▶ [Data section]:
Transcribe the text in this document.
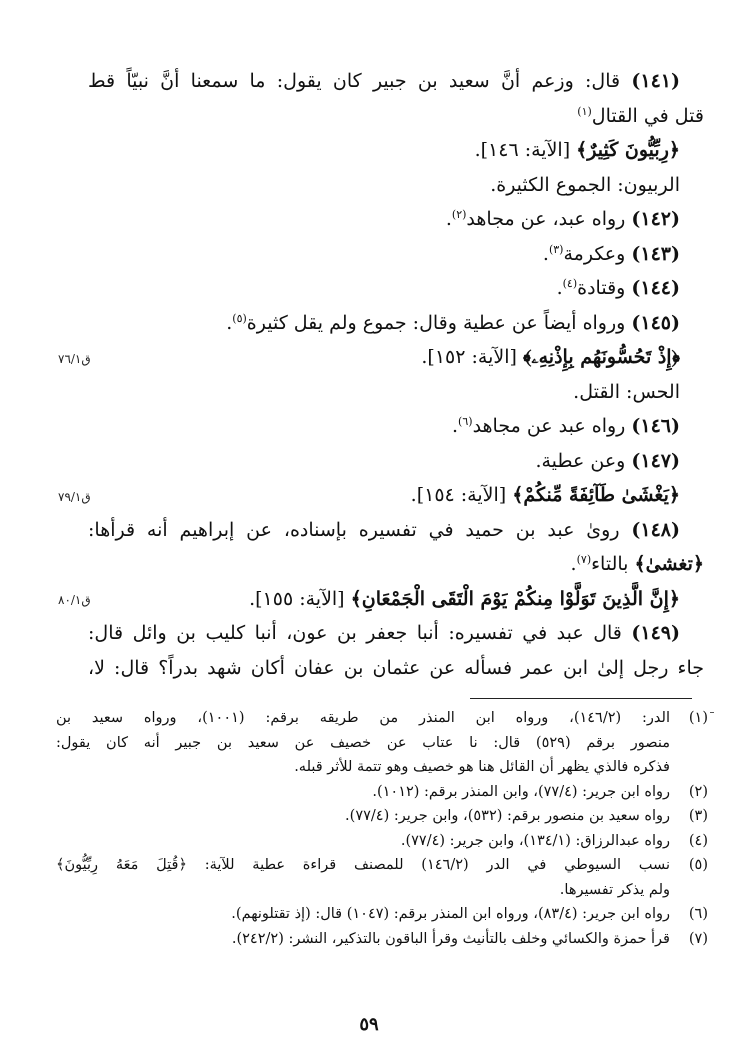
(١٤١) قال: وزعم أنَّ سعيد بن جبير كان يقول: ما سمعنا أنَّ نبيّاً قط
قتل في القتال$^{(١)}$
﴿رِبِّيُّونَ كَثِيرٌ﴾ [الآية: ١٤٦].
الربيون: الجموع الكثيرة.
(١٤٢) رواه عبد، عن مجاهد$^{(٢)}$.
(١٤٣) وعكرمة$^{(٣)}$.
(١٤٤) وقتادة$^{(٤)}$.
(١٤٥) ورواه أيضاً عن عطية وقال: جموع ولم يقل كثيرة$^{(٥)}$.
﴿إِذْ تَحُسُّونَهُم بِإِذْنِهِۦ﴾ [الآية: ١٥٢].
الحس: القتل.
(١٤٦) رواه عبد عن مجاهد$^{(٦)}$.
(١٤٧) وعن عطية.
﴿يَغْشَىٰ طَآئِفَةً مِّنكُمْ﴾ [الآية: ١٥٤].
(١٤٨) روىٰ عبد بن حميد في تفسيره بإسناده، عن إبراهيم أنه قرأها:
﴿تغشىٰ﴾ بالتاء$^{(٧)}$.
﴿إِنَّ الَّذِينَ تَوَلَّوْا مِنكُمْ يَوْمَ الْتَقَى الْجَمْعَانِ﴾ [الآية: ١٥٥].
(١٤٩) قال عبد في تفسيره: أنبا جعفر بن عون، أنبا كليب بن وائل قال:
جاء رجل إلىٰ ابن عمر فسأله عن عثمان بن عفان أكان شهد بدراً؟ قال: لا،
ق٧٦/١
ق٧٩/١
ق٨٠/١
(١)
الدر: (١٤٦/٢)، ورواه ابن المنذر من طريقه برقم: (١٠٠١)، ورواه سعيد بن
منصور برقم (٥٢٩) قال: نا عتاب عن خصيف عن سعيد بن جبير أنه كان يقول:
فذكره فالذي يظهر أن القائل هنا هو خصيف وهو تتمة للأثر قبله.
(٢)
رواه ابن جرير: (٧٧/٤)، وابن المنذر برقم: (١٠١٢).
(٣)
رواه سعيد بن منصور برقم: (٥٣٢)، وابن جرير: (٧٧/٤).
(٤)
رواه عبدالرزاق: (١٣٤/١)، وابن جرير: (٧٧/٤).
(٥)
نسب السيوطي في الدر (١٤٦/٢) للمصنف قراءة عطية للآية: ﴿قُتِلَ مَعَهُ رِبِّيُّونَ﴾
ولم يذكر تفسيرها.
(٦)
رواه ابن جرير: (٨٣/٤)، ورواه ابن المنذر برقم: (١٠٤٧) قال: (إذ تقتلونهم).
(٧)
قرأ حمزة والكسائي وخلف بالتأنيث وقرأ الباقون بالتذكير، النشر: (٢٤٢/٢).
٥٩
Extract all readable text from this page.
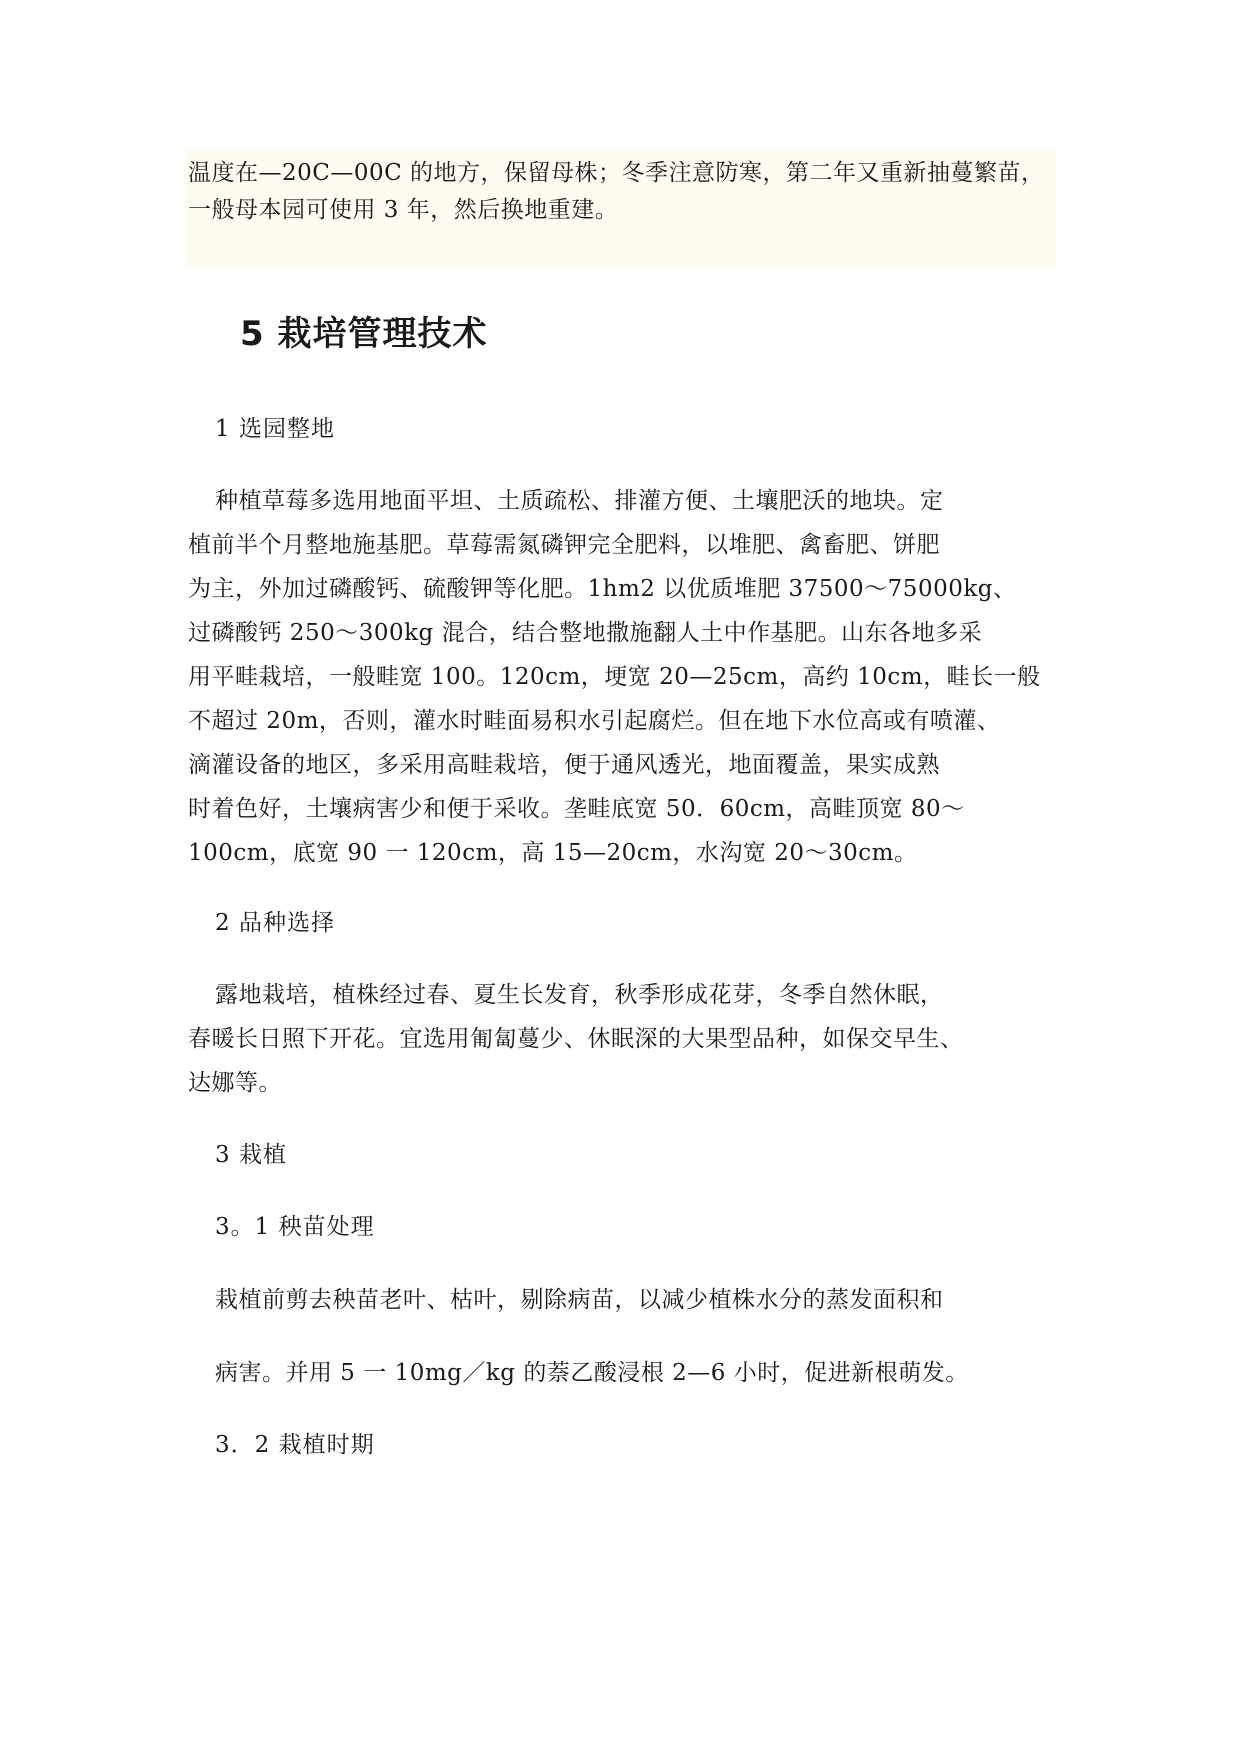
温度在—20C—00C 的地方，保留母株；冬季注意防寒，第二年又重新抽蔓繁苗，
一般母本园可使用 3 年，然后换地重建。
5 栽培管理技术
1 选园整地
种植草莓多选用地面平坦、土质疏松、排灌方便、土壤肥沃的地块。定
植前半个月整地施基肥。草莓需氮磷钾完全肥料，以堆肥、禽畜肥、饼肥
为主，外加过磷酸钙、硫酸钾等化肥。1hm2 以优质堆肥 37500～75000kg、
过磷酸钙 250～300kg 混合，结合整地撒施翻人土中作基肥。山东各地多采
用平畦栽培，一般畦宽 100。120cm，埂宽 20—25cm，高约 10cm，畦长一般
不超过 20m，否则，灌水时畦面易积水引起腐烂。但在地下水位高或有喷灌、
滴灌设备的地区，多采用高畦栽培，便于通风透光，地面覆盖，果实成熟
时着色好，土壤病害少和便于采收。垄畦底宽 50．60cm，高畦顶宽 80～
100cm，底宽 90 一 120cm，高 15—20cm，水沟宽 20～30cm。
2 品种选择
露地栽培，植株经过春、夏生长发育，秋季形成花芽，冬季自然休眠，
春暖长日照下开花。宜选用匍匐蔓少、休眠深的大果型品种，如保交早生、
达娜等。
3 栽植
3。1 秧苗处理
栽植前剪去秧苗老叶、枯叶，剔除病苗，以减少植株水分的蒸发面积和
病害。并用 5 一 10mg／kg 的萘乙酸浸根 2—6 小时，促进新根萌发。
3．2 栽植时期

▶ [Written task]: Scan the records for the string "سعيد". Copy each line in which it appears.

▶ [Output]:
(١٤١) قال: وزعم أنَّ سعيد بن جبير كان يقول: ما سمعنا أنَّ نبيّاً قط
الدر: (١٤٦/٢)، ورواه ابن المنذر من طريقه برقم: (١٠٠١)، ورواه سعيد بن
منصور برقم (٥٢٩) قال: نا عتاب عن خصيف عن سعيد بن جبير أنه كان يقول:
رواه سعيد بن منصور برقم: (٥٣٢)، وابن جرير: (٧٧/٤).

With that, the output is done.